Repeat the listing that follows, character for character, minus the pictures.

>>>

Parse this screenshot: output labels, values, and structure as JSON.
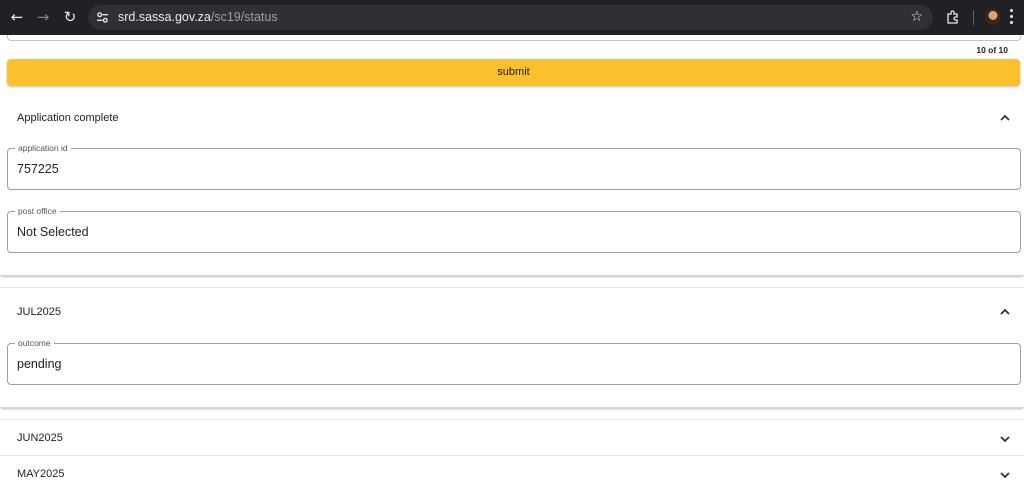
{
  "browser": {
    "nav": {
      "back": "←",
      "forward": "→",
      "reload": "↻"
    },
    "url": {
      "host": "srd.sassa.gov.za",
      "path": "/sc19/status"
    },
    "bookmark_icon": "star-icon"
  },
  "page": {
    "counter": "10 of 10",
    "submit_label": "submit",
    "sections": [
      {
        "title": "Application complete",
        "expanded": true,
        "fields": [
          {
            "label": "application id",
            "value": "757225"
          },
          {
            "label": "post office",
            "value": "Not Selected"
          }
        ]
      },
      {
        "title": "JUL2025",
        "expanded": true,
        "fields": [
          {
            "label": "outcome",
            "value": "pending"
          }
        ]
      },
      {
        "title": "JUN2025",
        "expanded": false
      },
      {
        "title": "MAY2025",
        "expanded": false
      }
    ]
  },
  "colors": {
    "accent": "#fbc02d",
    "chrome": "#202124"
  }
}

<<<

__Written response__:
Parse this screenshot: output labels, values, and structure as JSON.
{
  "browser": {
    "nav": {
      "back": "←",
      "forward": "→",
      "reload": "↻"
    },
    "url": {
      "host": "srd.sassa.gov.za",
      "path": "/sc19/status"
    },
    "bookmark_icon": "star-icon"
  },
  "page": {
    "counter": "10 of 10",
    "submit_label": "submit",
    "sections": [
      {
        "title": "Application complete",
        "expanded": true,
        "fields": [
          {
            "label": "application id",
            "value": "757225"
          },
          {
            "label": "post office",
            "value": "Not Selected"
          }
        ]
      },
      {
        "title": "JUL2025",
        "expanded": true,
        "fields": [
          {
            "label": "outcome",
            "value": "pending"
          }
        ]
      },
      {
        "title": "JUN2025",
        "expanded": false
      },
      {
        "title": "MAY2025",
        "expanded": false
      }
    ]
  },
  "colors": {
    "accent": "#fbc02d",
    "chrome": "#202124"
  }
}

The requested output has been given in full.